# Supplied information

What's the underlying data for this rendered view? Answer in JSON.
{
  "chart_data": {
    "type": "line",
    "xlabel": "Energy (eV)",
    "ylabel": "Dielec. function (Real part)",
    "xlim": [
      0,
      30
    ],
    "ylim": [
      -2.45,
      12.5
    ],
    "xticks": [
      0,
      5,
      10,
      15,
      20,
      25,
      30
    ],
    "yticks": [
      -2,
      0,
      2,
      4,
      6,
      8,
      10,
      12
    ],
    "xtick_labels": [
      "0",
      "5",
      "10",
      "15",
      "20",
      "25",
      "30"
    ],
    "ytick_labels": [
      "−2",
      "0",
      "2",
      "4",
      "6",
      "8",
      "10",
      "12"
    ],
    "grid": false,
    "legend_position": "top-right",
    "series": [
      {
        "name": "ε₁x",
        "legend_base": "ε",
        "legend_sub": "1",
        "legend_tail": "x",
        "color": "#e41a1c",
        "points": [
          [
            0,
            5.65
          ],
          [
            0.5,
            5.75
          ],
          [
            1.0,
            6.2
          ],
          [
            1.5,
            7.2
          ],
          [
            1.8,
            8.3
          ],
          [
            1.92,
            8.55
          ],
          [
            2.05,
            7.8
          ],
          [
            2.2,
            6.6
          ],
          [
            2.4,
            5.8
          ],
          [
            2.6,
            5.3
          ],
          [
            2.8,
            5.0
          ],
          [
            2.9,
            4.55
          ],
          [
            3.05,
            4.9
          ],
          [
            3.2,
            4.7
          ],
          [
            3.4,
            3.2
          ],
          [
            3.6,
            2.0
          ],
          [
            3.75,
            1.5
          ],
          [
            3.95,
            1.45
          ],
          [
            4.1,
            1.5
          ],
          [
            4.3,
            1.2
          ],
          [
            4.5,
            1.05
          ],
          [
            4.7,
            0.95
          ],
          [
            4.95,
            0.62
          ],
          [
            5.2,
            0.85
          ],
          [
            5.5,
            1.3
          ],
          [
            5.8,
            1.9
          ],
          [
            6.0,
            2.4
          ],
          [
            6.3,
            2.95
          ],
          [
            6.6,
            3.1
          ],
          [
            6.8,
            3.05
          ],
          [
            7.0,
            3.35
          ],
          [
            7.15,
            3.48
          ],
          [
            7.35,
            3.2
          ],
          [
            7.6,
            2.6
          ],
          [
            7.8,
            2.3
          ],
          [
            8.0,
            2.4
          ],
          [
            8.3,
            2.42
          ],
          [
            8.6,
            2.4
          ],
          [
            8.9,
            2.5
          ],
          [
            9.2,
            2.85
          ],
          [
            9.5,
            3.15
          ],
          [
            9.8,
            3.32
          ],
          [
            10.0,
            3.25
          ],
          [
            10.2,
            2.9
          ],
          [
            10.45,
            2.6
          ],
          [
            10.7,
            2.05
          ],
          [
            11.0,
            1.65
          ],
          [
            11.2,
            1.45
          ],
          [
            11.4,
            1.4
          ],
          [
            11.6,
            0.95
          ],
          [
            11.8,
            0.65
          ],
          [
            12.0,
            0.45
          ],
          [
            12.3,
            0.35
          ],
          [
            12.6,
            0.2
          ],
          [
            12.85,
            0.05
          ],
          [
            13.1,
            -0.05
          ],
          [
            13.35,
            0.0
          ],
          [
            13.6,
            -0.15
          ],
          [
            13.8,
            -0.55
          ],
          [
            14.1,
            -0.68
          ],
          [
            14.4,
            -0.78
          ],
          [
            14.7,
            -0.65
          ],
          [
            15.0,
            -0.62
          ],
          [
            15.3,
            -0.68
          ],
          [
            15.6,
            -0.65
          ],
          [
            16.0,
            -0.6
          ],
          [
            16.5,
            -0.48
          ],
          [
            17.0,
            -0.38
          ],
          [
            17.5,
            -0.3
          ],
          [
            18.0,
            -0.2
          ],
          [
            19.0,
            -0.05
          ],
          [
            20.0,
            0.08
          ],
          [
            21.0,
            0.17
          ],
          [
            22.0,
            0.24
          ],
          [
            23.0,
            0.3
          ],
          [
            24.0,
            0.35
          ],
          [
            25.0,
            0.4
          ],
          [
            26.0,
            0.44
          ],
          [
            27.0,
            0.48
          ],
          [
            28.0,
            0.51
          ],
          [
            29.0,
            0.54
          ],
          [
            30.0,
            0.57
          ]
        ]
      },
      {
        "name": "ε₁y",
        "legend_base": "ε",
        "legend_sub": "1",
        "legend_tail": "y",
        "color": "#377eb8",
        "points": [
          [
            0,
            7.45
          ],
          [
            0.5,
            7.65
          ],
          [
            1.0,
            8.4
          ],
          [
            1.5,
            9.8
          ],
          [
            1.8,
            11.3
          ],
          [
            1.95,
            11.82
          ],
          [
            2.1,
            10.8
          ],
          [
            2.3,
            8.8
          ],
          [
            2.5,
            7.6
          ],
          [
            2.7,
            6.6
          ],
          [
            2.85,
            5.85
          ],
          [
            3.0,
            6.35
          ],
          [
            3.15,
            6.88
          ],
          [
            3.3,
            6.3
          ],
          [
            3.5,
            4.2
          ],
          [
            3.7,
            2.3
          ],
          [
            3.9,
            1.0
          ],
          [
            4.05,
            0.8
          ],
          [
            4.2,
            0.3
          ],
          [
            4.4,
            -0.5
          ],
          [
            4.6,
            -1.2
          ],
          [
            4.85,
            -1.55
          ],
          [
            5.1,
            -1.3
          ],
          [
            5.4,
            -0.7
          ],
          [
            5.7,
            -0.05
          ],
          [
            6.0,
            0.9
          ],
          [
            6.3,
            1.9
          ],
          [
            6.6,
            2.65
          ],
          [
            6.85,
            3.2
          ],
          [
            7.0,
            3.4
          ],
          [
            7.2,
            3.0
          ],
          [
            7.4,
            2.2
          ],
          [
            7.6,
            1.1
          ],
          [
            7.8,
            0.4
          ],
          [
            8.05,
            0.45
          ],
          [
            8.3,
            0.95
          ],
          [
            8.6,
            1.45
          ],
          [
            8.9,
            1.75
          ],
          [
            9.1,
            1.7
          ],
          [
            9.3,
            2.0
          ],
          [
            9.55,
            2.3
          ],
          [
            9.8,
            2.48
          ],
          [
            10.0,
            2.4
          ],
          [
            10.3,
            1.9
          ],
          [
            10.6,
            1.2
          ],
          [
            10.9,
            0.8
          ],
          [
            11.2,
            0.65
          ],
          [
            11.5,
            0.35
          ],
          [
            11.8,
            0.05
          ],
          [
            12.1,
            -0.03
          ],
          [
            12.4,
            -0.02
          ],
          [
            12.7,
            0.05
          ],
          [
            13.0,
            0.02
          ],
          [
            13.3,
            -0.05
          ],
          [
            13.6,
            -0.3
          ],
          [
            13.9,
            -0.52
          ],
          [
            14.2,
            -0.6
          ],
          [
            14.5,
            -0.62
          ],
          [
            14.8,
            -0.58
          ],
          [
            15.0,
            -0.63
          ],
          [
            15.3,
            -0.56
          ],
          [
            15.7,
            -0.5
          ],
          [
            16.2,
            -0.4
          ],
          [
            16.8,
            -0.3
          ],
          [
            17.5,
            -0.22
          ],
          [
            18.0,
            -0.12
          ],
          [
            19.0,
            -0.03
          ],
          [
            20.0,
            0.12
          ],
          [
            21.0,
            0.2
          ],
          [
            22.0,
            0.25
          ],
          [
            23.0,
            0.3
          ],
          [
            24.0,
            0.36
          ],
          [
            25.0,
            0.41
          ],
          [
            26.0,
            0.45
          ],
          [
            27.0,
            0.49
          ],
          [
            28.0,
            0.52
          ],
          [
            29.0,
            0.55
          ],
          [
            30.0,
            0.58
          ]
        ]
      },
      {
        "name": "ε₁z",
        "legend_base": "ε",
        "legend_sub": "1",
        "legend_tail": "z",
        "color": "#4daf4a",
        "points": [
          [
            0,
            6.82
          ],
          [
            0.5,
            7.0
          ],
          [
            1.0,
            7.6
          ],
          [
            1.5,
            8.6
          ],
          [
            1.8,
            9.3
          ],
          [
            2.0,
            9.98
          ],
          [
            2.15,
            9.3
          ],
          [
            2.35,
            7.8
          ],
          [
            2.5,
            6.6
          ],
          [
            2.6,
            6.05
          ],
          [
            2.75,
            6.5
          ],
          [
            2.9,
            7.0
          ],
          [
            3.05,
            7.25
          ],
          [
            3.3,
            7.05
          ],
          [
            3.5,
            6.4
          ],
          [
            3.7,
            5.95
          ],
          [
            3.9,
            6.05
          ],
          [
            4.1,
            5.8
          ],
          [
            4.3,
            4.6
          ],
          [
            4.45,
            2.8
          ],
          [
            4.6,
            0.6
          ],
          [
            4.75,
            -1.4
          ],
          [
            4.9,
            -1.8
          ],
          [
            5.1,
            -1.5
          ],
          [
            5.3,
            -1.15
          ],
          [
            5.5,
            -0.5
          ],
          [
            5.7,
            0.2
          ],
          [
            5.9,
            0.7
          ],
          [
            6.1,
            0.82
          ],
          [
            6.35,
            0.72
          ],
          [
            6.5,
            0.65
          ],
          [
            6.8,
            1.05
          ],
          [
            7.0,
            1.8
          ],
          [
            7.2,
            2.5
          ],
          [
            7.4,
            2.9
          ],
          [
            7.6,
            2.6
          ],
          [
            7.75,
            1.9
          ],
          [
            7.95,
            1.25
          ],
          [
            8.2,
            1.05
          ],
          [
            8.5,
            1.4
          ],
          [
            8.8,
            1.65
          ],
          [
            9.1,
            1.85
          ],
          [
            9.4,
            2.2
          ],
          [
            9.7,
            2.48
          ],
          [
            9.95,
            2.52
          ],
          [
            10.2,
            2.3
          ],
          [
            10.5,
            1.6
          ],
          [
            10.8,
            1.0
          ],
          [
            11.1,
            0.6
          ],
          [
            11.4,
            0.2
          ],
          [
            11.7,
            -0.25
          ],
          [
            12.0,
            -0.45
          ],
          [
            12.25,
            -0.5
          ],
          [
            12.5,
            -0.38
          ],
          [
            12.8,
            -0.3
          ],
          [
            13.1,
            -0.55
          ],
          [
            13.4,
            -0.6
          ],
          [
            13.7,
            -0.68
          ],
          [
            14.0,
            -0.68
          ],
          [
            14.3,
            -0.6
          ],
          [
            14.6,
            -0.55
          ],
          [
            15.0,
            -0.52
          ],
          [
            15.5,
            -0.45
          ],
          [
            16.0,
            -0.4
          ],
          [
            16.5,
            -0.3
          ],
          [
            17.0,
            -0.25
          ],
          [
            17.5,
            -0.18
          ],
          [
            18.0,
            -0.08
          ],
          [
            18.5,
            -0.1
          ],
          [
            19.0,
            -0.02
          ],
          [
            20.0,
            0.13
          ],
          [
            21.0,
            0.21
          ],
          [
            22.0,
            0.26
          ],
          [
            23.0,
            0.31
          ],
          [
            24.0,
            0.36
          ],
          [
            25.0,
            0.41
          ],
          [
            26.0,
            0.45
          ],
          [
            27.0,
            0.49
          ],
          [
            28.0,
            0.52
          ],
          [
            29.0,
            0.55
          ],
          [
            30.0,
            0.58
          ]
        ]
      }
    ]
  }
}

# The task
Lines of the material that contain the word "color" are to be gathered.

# Answer to this exercise
        "color": "#e41a1c",
        "color": "#377eb8",
        "color": "#4daf4a",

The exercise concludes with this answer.